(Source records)
________________________________________

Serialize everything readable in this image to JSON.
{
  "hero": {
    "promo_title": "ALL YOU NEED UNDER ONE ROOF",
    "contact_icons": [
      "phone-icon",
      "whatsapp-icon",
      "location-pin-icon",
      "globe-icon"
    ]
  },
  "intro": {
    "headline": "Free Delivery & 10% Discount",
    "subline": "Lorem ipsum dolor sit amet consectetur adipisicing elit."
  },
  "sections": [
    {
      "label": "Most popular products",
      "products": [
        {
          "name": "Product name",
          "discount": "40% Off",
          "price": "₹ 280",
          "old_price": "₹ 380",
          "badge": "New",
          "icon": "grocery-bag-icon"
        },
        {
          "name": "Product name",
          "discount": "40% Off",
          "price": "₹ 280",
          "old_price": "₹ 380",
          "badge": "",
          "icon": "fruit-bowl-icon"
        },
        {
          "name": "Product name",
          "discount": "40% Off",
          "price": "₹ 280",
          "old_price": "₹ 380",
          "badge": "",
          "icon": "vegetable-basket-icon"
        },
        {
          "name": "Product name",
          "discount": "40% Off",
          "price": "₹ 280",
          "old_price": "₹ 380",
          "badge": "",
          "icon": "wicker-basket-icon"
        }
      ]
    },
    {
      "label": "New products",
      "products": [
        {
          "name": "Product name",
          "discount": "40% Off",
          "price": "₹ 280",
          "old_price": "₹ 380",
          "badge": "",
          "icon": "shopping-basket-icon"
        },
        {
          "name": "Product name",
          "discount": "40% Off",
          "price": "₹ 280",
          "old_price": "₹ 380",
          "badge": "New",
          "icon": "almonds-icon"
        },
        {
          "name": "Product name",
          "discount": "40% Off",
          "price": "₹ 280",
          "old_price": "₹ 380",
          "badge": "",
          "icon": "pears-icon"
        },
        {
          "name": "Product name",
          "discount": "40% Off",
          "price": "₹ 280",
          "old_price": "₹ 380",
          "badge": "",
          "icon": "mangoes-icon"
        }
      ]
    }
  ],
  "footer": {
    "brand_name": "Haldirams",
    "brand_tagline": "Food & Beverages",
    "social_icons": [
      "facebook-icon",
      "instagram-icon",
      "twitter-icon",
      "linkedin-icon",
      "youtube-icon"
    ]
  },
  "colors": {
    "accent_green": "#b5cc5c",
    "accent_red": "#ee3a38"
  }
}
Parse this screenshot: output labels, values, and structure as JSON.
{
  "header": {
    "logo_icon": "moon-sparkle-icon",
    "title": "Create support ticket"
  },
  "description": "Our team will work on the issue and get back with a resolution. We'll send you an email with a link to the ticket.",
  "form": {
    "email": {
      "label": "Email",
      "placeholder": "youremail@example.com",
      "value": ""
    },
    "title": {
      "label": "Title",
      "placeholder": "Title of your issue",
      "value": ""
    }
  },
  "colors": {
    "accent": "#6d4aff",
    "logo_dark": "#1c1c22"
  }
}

________________________________________

Each entry above is to be set down again in exactly the same words.

EXPECTED ANSWER ::
Serialize everything readable in this image to JSON.
{
  "hero": {
    "promo_title": "ALL YOU NEED UNDER ONE ROOF",
    "contact_icons": [
      "phone-icon",
      "whatsapp-icon",
      "location-pin-icon",
      "globe-icon"
    ]
  },
  "intro": {
    "headline": "Free Delivery & 10% Discount",
    "subline": "Lorem ipsum dolor sit amet consectetur adipisicing elit."
  },
  "sections": [
    {
      "label": "Most popular products",
      "products": [
        {
          "name": "Product name",
          "discount": "40% Off",
          "price": "₹ 280",
          "old_price": "₹ 380",
          "badge": "New",
          "icon": "grocery-bag-icon"
        },
        {
          "name": "Product name",
          "discount": "40% Off",
          "price": "₹ 280",
          "old_price": "₹ 380",
          "badge": "",
          "icon": "fruit-bowl-icon"
        },
        {
          "name": "Product name",
          "discount": "40% Off",
          "price": "₹ 280",
          "old_price": "₹ 380",
          "badge": "",
          "icon": "vegetable-basket-icon"
        },
        {
          "name": "Product name",
          "discount": "40% Off",
          "price": "₹ 280",
          "old_price": "₹ 380",
          "badge": "",
          "icon": "wicker-basket-icon"
        }
      ]
    },
    {
      "label": "New products",
      "products": [
        {
          "name": "Product name",
          "discount": "40% Off",
          "price": "₹ 280",
          "old_price": "₹ 380",
          "badge": "",
          "icon": "shopping-basket-icon"
        },
        {
          "name": "Product name",
          "discount": "40% Off",
          "price": "₹ 280",
          "old_price": "₹ 380",
          "badge": "New",
          "icon": "almonds-icon"
        },
        {
          "name": "Product name",
          "discount": "40% Off",
          "price": "₹ 280",
          "old_price": "₹ 380",
          "badge": "",
          "icon": "pears-icon"
        },
        {
          "name": "Product name",
          "discount": "40% Off",
          "price": "₹ 280",
          "old_price": "₹ 380",
          "badge": "",
          "icon": "mangoes-icon"
        }
      ]
    }
  ],
  "footer": {
    "brand_name": "Haldirams",
    "brand_tagline": "Food & Beverages",
    "social_icons": [
      "facebook-icon",
      "instagram-icon",
      "twitter-icon",
      "linkedin-icon",
      "youtube-icon"
    ]
  },
  "colors": {
    "accent_green": "#b5cc5c",
    "accent_red": "#ee3a38"
  }
}
Parse this screenshot: output labels, values, and structure as JSON.
{
  "header": {
    "logo_icon": "moon-sparkle-icon",
    "title": "Create support ticket"
  },
  "description": "Our team will work on the issue and get back with a resolution. We'll send you an email with a link to the ticket.",
  "form": {
    "email": {
      "label": "Email",
      "placeholder": "youremail@example.com",
      "value": ""
    },
    "title": {
      "label": "Title",
      "placeholder": "Title of your issue",
      "value": ""
    }
  },
  "colors": {
    "accent": "#6d4aff",
    "logo_dark": "#1c1c22"
  }
}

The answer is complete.